■ Study text ■

I will concede that bacteria have generally failed to evolve multicellularity and thus have not been able to achieve the specialization tradeoffs for things like body plans, though I think this issue is due to having a extra cell wall/lack of nucleus.
Why are bacteria so simple? They’re not. And given that we can only study the bacteria we know how to grow, I’d guess they’re even more complex than we thought.
A person on Twitter reached out to me. I’m copying their response below:
Hello, I’m not on Lesswrong, but this is in response to your comment on “Why Are Bacteria So Simple?” I’m also not on Twitter much.
AlphaandOmega has it right, it’s random mutation/losses + evolutionary pressure. With plasmids loss is more common since if during division sometimes one cell ends up with no copies of the plasmid, and if the plasmid is costly then the one without the plasmid reproduces more quickly, and they can outcompete the bacteria with plasmids in hours.
(This is why many plasmids evolve partitioning systems or addiction modules to either make it more likely that both daughter cells have the plasmid, or to kill any daughters without plasmids. Plasmids are selfish, too!)
With resistance on the chromosome it gets a bit more complicated. New gene mutations (like mutating the target of the antibiotic) usually stick around, and the bacteria often evolves compensatory mutations to compensate for the reduced efficiency, though the mutation can still be “lost” if an unmutated bacteria still exists and can outcompete.
However, transposon and recombination can also be used to transfer resistance genes between cell chromosomes. Recombination and transposons often occur at specific sites due to having targeting sites for transposases, or higher AT content leading to weaker DNA bonds. But since these sites are hotspots of recombination, it’s also easier for DNA to be deleted from these regions as well.
There is a way to determine if a part of a genome is more “alien” than the rest, and that’s by looking at what’s called the GC content (percent of DNA that is G or C instead of A or T). If a region with otherwise similar GC content is interrupted by a region with a drastically different GC content, this can be evidence of a DNA insertion from a different species. It is unlikely that bacteria can detect this change and respond, but is interesting anyways.
--
The details are sound, but I’m not a big fan of the framing of the article; bacteria are far from simple, and undergo extremely complex regulation for survival under multiple environments (A single bacterium contains the energy metabolism contained in all eukaryotes, as well being able to use light to eat rocks, DMSO, and carbon monoxide, in addition to nitrogen fixation).
Bacteria also contain membrane-bound organelles (magnetosomes, for example), but membranes aren’t the only method of segregation, as you can have protein complexes or phase-separation boundaries to increase efficiency.
Bacteria also have “duplication and divergence”, in fact, probably moreso than eukaryotes. It has been shown that bacteria can duplicate copies of heavily-used genes, then delete them when they’re no longer required. But if the duplicates mutate before they’re deleted, they can diverge.
I’m not sure how accurate the section on modularity is; I know of bacterial systems which are controlled by three or four different regulators so that its levels can be precisely tuned for the environment it’s in. Not all bacterial genes are in operons, and even in operons there’s additional levels of regulation, including some not found in eukaryotes (like antitermination).
Bacteria also have their own high-level regulators, but since they generally lack multicellularity, it is often in response to specific states, like kinds of stress.
I will concede that bacteria have generally failed to evolve multicellularity and thus have not been able to achieve the specialization tradeoffs for things like body plans, though I think this issue is due to having a extra cell wall/lack of nucleus.
Why are bacteria so simple? They’re not. And given that we can only study the bacteria we know how to grow, I’d guess they’re even more complex than we thought.

■ What you have to do ■
Transcribe the bacteria discussion from "A person on" down to "plasmids in hours.". The records are material separate from the text on bacteria.

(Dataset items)
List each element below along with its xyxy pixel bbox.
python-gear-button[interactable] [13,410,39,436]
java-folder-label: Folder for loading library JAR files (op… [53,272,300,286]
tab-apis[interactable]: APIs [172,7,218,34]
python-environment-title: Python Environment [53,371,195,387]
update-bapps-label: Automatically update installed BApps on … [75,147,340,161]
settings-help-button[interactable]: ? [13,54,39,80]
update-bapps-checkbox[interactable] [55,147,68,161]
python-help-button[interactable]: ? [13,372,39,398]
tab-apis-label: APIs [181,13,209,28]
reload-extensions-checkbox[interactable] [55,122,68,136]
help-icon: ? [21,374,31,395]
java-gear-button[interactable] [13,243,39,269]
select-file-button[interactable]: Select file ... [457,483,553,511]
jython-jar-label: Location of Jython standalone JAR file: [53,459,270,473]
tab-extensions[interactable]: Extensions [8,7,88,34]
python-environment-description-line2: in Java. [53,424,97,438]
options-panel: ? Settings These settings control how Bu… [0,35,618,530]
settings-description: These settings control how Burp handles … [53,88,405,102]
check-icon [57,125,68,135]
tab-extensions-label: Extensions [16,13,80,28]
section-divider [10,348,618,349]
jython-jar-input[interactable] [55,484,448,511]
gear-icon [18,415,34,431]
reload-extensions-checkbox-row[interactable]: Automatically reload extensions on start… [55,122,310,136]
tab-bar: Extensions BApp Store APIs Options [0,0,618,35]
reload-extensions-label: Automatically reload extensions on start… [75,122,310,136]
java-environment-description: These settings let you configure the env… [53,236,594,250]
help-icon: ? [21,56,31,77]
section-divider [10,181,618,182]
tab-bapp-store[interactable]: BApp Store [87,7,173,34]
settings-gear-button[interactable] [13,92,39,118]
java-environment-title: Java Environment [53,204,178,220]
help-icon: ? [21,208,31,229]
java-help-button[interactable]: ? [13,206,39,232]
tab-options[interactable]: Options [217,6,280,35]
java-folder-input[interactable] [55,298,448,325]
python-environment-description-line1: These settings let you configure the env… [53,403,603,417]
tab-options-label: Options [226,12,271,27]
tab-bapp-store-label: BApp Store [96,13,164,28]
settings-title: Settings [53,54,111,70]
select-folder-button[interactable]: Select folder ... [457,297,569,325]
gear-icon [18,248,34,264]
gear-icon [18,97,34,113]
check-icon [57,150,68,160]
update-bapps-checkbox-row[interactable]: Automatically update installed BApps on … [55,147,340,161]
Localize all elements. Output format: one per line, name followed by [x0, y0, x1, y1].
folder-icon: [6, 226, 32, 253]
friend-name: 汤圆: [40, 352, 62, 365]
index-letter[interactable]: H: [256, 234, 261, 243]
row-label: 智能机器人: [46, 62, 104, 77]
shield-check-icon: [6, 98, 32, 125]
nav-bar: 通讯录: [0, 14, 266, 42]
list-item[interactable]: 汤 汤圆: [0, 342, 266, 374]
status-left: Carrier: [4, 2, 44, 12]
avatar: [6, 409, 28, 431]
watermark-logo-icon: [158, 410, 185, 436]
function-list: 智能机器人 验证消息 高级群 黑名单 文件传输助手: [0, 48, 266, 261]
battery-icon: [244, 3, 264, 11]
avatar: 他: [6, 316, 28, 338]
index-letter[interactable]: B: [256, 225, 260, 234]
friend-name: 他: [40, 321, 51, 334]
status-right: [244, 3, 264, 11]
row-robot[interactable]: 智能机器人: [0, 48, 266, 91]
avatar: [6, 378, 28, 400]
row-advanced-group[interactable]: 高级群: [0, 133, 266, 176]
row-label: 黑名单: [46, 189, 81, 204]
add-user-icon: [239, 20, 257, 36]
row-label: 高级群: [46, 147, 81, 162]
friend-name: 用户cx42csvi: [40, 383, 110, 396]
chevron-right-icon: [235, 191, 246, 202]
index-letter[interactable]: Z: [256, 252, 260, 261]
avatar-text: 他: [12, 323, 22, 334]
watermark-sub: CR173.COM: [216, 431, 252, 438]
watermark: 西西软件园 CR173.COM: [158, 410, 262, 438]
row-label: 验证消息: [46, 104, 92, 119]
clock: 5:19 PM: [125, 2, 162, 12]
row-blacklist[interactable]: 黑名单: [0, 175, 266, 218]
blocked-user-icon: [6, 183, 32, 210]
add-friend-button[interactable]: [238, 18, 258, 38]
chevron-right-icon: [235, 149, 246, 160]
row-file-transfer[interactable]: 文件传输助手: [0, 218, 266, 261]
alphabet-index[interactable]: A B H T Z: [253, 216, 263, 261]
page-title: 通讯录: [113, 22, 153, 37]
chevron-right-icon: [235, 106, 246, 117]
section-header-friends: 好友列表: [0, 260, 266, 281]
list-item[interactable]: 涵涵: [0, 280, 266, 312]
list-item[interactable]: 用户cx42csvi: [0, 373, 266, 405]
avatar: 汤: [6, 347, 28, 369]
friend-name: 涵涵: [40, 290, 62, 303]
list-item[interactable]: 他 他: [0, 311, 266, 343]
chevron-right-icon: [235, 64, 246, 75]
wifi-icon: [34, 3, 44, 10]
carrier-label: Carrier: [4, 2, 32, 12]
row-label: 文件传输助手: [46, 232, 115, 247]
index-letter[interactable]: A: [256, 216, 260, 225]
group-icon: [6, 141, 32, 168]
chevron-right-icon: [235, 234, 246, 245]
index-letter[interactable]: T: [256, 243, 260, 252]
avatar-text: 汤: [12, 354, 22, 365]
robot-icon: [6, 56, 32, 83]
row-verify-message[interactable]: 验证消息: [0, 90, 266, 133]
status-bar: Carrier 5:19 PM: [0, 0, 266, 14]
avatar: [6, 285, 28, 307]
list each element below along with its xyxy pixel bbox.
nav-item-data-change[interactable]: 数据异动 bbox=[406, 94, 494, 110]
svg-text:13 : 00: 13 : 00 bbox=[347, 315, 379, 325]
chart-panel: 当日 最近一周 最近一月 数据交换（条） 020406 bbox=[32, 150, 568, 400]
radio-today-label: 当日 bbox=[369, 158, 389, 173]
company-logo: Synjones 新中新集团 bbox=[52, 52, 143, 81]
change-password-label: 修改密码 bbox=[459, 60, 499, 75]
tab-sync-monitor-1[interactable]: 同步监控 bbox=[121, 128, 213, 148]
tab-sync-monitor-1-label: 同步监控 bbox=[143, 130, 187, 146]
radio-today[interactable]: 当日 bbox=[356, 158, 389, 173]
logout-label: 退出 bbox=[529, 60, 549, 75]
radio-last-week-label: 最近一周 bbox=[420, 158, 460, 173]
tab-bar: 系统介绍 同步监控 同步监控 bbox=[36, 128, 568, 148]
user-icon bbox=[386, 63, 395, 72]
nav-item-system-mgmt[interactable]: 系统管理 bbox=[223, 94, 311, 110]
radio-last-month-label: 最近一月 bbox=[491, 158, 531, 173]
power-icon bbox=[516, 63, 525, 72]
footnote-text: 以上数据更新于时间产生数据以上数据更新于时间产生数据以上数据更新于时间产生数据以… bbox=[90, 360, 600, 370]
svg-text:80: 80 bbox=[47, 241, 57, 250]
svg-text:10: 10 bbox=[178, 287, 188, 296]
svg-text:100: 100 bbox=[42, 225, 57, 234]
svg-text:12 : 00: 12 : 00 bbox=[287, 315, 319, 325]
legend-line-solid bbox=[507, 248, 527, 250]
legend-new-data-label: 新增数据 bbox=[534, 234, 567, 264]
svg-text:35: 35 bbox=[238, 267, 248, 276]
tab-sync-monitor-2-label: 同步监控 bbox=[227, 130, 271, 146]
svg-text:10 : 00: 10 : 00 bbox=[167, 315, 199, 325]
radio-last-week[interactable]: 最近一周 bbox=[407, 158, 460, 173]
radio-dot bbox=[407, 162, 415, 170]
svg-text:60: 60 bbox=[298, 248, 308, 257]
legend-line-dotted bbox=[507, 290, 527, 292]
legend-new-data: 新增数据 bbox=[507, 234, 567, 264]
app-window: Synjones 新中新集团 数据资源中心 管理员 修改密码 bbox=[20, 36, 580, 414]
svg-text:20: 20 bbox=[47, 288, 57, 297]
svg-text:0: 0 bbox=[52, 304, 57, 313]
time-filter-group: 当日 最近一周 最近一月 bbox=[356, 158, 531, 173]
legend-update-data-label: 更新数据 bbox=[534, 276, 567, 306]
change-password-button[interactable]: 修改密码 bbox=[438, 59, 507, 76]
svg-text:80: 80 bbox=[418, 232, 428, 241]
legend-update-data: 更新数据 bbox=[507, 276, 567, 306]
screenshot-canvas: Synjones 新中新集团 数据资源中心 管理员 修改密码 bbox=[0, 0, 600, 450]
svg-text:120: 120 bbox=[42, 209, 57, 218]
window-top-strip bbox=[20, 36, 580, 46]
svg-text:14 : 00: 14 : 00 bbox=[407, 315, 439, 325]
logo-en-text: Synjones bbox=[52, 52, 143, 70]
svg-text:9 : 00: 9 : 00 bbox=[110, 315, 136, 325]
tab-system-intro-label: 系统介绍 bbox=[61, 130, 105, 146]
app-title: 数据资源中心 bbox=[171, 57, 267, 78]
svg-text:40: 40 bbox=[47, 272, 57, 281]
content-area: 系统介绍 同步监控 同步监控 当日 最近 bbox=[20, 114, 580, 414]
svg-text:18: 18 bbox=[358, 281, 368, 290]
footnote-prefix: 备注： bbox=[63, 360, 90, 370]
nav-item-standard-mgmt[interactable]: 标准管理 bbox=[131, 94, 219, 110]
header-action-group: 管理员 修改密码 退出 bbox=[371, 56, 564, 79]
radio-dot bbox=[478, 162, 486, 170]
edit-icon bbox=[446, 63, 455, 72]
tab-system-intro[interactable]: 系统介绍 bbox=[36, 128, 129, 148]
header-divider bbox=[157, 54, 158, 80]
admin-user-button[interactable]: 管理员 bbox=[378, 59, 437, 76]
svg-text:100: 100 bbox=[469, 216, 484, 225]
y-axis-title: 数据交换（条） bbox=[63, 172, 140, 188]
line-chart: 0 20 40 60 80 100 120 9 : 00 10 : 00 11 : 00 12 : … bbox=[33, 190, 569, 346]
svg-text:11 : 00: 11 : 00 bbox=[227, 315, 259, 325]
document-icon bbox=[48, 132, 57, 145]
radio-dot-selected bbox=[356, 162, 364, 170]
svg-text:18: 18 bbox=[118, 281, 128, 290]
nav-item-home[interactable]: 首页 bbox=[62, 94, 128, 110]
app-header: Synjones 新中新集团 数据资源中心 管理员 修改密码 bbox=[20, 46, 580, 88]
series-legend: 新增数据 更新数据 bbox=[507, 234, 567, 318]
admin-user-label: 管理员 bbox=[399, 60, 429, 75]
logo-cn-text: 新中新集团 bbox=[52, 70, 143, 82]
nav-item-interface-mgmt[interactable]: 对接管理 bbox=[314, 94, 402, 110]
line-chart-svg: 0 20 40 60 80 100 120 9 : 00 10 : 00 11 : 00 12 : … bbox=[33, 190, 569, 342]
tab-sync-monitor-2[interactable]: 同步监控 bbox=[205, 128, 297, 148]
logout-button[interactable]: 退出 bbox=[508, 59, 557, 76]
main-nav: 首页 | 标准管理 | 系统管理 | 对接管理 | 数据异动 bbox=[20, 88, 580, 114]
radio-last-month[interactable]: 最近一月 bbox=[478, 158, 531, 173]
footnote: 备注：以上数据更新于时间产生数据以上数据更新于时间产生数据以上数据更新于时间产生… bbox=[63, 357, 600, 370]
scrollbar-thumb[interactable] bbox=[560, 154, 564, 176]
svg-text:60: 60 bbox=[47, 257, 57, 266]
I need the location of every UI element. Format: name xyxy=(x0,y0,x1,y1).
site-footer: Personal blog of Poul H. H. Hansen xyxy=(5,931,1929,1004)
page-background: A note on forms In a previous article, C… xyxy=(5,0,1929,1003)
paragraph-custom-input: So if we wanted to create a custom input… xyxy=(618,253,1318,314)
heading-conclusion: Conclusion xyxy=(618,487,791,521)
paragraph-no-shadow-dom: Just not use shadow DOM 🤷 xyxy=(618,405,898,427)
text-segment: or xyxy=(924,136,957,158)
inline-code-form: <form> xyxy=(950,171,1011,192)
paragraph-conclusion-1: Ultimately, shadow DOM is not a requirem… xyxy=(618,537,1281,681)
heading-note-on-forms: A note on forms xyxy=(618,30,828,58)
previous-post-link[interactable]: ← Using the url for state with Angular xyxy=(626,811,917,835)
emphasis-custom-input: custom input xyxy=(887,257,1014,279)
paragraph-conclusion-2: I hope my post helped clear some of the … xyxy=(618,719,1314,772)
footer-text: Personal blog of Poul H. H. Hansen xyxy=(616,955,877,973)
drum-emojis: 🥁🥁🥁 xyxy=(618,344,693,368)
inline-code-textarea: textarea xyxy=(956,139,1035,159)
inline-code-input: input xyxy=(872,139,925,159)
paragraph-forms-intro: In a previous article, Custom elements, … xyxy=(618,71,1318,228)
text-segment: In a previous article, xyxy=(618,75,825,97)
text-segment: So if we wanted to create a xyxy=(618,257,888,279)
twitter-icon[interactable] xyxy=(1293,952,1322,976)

■ Exercise output ■
A person on Twitter reached out to me. I’m copying their response below:
Hello, I’m not on Lesswrong, but this is in response to your comment on “Why Are Bacteria So Simple?” I’m also not on Twitter much.
AlphaandOmega has it right, it’s random mutation/losses + evolutionary pressure. With plasmids loss is more common since if during division sometimes one cell ends up with no copies of the plasmid, and if the plasmid is costly then the one without the plasmid reproduces more quickly, and they can outcompete the bacteria with plasmids in hours.